# [Saved data entries]
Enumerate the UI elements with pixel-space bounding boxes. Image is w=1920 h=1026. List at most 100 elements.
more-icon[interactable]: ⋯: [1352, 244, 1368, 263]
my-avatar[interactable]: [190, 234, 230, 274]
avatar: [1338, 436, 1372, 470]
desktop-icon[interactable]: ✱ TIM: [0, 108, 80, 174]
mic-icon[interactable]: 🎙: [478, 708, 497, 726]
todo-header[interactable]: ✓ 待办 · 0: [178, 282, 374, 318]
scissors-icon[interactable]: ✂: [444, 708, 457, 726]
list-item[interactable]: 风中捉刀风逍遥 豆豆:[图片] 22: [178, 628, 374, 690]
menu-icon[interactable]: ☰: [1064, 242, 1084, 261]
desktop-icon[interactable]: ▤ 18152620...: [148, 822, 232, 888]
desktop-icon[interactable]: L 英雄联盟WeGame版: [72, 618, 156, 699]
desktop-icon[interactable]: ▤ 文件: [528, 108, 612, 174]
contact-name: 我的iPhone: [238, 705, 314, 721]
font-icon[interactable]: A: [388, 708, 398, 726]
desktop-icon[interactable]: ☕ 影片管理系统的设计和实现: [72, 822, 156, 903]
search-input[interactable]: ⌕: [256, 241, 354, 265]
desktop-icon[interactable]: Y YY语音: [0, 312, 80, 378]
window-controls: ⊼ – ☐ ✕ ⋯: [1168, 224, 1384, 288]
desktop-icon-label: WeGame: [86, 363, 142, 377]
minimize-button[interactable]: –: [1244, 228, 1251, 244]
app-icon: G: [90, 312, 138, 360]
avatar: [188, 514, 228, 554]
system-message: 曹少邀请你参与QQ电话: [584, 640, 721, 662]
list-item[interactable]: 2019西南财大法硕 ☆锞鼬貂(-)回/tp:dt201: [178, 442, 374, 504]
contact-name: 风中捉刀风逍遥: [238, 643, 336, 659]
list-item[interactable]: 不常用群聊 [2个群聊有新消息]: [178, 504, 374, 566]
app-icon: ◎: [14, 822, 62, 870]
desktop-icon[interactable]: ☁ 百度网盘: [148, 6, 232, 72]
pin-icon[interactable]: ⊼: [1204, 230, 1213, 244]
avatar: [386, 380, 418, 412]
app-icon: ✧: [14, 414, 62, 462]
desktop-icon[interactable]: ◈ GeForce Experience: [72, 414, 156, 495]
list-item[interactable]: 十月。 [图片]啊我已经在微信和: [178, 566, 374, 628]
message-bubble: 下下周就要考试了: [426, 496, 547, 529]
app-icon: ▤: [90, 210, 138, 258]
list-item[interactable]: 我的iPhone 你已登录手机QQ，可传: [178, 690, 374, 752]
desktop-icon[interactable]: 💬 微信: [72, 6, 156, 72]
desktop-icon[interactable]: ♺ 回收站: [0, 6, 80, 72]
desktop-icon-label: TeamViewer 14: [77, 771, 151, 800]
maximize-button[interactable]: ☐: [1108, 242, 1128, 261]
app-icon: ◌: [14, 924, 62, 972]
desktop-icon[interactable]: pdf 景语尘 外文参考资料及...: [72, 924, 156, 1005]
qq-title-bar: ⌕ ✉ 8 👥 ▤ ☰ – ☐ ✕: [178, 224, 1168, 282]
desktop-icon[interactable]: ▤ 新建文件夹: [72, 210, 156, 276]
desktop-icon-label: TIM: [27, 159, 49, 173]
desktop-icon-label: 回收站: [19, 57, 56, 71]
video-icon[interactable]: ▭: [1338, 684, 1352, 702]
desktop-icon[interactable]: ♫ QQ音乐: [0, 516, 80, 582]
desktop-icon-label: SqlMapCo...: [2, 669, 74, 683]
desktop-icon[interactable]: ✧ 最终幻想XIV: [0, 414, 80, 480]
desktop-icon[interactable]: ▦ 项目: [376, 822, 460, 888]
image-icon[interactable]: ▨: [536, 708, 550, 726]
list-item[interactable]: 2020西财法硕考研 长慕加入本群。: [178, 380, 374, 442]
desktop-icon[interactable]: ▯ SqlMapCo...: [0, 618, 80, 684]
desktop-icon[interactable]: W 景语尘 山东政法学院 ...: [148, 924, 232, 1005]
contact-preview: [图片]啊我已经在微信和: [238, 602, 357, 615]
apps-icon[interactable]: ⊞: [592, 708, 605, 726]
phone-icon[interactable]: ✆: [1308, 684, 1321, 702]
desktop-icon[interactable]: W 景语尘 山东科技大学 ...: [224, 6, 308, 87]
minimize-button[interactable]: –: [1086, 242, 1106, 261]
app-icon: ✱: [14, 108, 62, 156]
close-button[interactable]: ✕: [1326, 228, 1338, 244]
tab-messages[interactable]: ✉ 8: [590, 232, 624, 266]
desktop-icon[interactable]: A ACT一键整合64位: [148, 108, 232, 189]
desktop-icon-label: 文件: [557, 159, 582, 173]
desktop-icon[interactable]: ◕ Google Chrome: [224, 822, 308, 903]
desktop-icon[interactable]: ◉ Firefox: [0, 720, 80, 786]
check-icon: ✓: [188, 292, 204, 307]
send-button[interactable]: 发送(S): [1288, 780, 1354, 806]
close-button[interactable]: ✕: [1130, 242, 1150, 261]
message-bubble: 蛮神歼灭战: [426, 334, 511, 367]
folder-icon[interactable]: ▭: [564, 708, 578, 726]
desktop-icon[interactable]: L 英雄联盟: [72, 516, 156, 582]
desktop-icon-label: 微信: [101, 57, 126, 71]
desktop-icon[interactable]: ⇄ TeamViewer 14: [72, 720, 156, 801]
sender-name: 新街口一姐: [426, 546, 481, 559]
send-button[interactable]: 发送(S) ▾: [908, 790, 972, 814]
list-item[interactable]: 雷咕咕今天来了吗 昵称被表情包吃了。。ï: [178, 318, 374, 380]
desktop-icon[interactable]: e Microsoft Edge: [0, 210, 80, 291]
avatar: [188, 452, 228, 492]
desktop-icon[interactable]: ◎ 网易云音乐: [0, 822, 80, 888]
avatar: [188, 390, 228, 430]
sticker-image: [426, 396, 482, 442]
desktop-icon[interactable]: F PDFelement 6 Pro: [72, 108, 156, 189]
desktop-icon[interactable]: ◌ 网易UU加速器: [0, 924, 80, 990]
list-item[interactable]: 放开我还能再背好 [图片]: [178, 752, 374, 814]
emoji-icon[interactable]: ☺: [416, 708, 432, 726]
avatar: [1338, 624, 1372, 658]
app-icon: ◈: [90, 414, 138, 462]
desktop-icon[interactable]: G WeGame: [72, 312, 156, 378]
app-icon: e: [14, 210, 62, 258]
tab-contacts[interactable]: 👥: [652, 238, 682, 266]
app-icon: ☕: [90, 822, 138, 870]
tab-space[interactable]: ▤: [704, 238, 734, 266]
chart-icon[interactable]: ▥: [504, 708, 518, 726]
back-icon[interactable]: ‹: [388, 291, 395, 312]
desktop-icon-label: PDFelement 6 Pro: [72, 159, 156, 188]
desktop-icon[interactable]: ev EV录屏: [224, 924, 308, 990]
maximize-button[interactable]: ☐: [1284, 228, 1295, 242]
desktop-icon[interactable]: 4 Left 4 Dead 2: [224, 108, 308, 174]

# [What is needed]
Put every line of the rows above into a Markdown table with the columns "No." and "Text," giving each line its number and leaving out blank lines.

# [Answer to this task]
| No. | Text |
|---|---|
| 1 | Enumerate the UI elements with pixel-space bounding boxes. Image is w=1920 h=1026. List at most 100 elements. |
| 2 | more-icon[interactable]: ⋯: [1352, 244, 1368, 263] |
| 3 | my-avatar[interactable]: [190, 234, 230, 274] |
| 4 | avatar: [1338, 436, 1372, 470] |
| 5 | desktop-icon[interactable]: ✱ TIM: [0, 108, 80, 174] |
| 6 | mic-icon[interactable]: 🎙: [478, 708, 497, 726] |
| 7 | todo-header[interactable]: ✓ 待办 · 0: [178, 282, 374, 318] |
| 8 | scissors-icon[interactable]: ✂: [444, 708, 457, 726] |
| 9 | list-item[interactable]: 风中捉刀风逍遥 豆豆:[图片] 22: [178, 628, 374, 690] |
| 10 | menu-icon[interactable]: ☰: [1064, 242, 1084, 261] |
| 11 | desktop-icon[interactable]: ▤ 18152620...: [148, 822, 232, 888] |
| 12 | desktop-icon[interactable]: L 英雄联盟WeGame版: [72, 618, 156, 699] |
| 13 | desktop-icon[interactable]: ▤ 文件: [528, 108, 612, 174] |
| 14 | contact-name: 我的iPhone: [238, 705, 314, 721] |
| 15 | font-icon[interactable]: A: [388, 708, 398, 726] |
| 16 | desktop-icon[interactable]: ☕ 影片管理系统的设计和实现: [72, 822, 156, 903] |
| 17 | search-input[interactable]: ⌕: [256, 241, 354, 265] |
| 18 | desktop-icon[interactable]: Y YY语音: [0, 312, 80, 378] |
| 19 | window-controls: ⊼ – ☐ ✕ ⋯: [1168, 224, 1384, 288] |
| 20 | desktop-icon-label: WeGame: [86, 363, 142, 377] |
| 21 | minimize-button[interactable]: –: [1244, 228, 1251, 244] |
| 22 | app-icon: G: [90, 312, 138, 360] |
| 23 | avatar: [188, 514, 228, 554] |
| 24 | system-message: 曹少邀请你参与QQ电话: [584, 640, 721, 662] |
| 25 | list-item[interactable]: 2019西南财大法硕 ☆锞鼬貂(-)回/tp:dt201: [178, 442, 374, 504] |
| 26 | contact-name: 风中捉刀风逍遥: [238, 643, 336, 659] |
| 27 | list-item[interactable]: 不常用群聊 [2个群聊有新消息]: [178, 504, 374, 566] |
| 28 | app-icon: ◎: [14, 822, 62, 870] |
| 29 | desktop-icon[interactable]: ☁ 百度网盘: [148, 6, 232, 72] |
| 30 | pin-icon[interactable]: ⊼: [1204, 230, 1213, 244] |
| 31 | avatar: [386, 380, 418, 412] |
| 32 | app-icon: ✧: [14, 414, 62, 462] |
| 33 | desktop-icon[interactable]: ◈ GeForce Experience: [72, 414, 156, 495] |
| 34 | list-item[interactable]: 十月。 [图片]啊我已经在微信和: [178, 566, 374, 628] |
| 35 | message-bubble: 下下周就要考试了: [426, 496, 547, 529] |
| 36 | app-icon: ▤: [90, 210, 138, 258] |
| 37 | list-item[interactable]: 我的iPhone 你已登录手机QQ，可传: [178, 690, 374, 752] |
| 38 | desktop-icon[interactable]: 💬 微信: [72, 6, 156, 72] |
| 39 | desktop-icon[interactable]: ♺ 回收站: [0, 6, 80, 72] |
| 40 | desktop-icon-label: TeamViewer 14: [77, 771, 151, 800] |
| 41 | maximize-button[interactable]: ☐: [1108, 242, 1128, 261] |
| 42 | app-icon: ◌: [14, 924, 62, 972] |
| 43 | desktop-icon[interactable]: pdf 景语尘 外文参考资料及...: [72, 924, 156, 1005] |
| 44 | qq-title-bar: ⌕ ✉ 8 👥 ▤ ☰ – ☐ ✕: [178, 224, 1168, 282] |
| 45 | desktop-icon[interactable]: ▤ 新建文件夹: [72, 210, 156, 276] |
| 46 | desktop-icon-label: TIM: [27, 159, 49, 173] |
| 47 | desktop-icon-label: 回收站: [19, 57, 56, 71] |
| 48 | video-icon[interactable]: ▭: [1338, 684, 1352, 702] |
| 49 | desktop-icon[interactable]: ♫ QQ音乐: [0, 516, 80, 582] |
| 50 | desktop-icon-label: SqlMapCo...: [2, 669, 74, 683] |
| 51 | desktop-icon[interactable]: ✧ 最终幻想XIV: [0, 414, 80, 480] |
| 52 | desktop-icon[interactable]: ▦ 项目: [376, 822, 460, 888] |
| 53 | image-icon[interactable]: ▨: [536, 708, 550, 726] |
| 54 | list-item[interactable]: 2020西财法硕考研 长慕加入本群。: [178, 380, 374, 442] |
| 55 | desktop-icon[interactable]: ▯ SqlMapCo...: [0, 618, 80, 684] |
| 56 | desktop-icon[interactable]: W 景语尘 山东政法学院 ...: [148, 924, 232, 1005] |
| 57 | contact-preview: [图片]啊我已经在微信和: [238, 602, 357, 615] |
| 58 | apps-icon[interactable]: ⊞: [592, 708, 605, 726] |
| 59 | phone-icon[interactable]: ✆: [1308, 684, 1321, 702] |
| 60 | desktop-icon[interactable]: W 景语尘 山东科技大学 ...: [224, 6, 308, 87] |
| 61 | minimize-button[interactable]: –: [1086, 242, 1106, 261] |
| 62 | app-icon: ✱: [14, 108, 62, 156] |
| 63 | close-button[interactable]: ✕: [1326, 228, 1338, 244] |
| 64 | tab-messages[interactable]: ✉ 8: [590, 232, 624, 266] |
| 65 | desktop-icon[interactable]: A ACT一键整合64位: [148, 108, 232, 189] |
| 66 | desktop-icon-label: 文件: [557, 159, 582, 173] |
| 67 | desktop-icon[interactable]: ◕ Google Chrome: [224, 822, 308, 903] |
| 68 | desktop-icon[interactable]: ◉ Firefox: [0, 720, 80, 786] |
| 69 | check-icon: ✓: [188, 292, 204, 307] |
| 70 | send-button[interactable]: 发送(S): [1288, 780, 1354, 806] |
| 71 | close-button[interactable]: ✕: [1130, 242, 1150, 261] |
| 72 | message-bubble: 蛮神歼灭战: [426, 334, 511, 367] |
| 73 | folder-icon[interactable]: ▭: [564, 708, 578, 726] |
| 74 | desktop-icon[interactable]: L 英雄联盟: [72, 516, 156, 582] |
| 75 | desktop-icon-label: 微信: [101, 57, 126, 71] |
| 76 | desktop-icon[interactable]: ⇄ TeamViewer 14: [72, 720, 156, 801] |
| 77 | sender-name: 新街口一姐: [426, 546, 481, 559] |
| 78 | send-button[interactable]: 发送(S) ▾: [908, 790, 972, 814] |
| 79 | list-item[interactable]: 雷咕咕今天来了吗 昵称被表情包吃了。。ï: [178, 318, 374, 380] |
| 80 | desktop-icon[interactable]: e Microsoft Edge: [0, 210, 80, 291] |
| 81 | avatar: [188, 452, 228, 492] |
| 82 | desktop-icon[interactable]: ◎ 网易云音乐: [0, 822, 80, 888] |
| 83 | avatar: [188, 390, 228, 430] |
| 84 | sticker-image: [426, 396, 482, 442] |
| 85 | desktop-icon[interactable]: F PDFelement 6 Pro: [72, 108, 156, 189] |
| 86 | desktop-icon[interactable]: ◌ 网易UU加速器: [0, 924, 80, 990] |
| 87 | list-item[interactable]: 放开我还能再背好 [图片]: [178, 752, 374, 814] |
| 88 | emoji-icon[interactable]: ☺: [416, 708, 432, 726] |
| 89 | avatar: [1338, 624, 1372, 658] |
| 90 | app-icon: ◈: [90, 414, 138, 462] |
| 91 | desktop-icon[interactable]: G WeGame: [72, 312, 156, 378] |
| 92 | app-icon: e: [14, 210, 62, 258] |
| 93 | tab-contacts[interactable]: 👥: [652, 238, 682, 266] |
| 94 | app-icon: ☕: [90, 822, 138, 870] |
| 95 | tab-space[interactable]: ▤: [704, 238, 734, 266] |
| 96 | chart-icon[interactable]: ▥: [504, 708, 518, 726] |
| 97 | back-icon[interactable]: ‹: [388, 291, 395, 312] |
| 98 | desktop-icon-label: PDFelement 6 Pro: [72, 159, 156, 188] |
| 99 | desktop-icon[interactable]: ev EV录屏: [224, 924, 308, 990] |
| 100 | maximize-button[interactable]: ☐: [1284, 228, 1295, 242] |
| 101 | desktop-icon[interactable]: 4 Left 4 Dead 2: [224, 108, 308, 174] |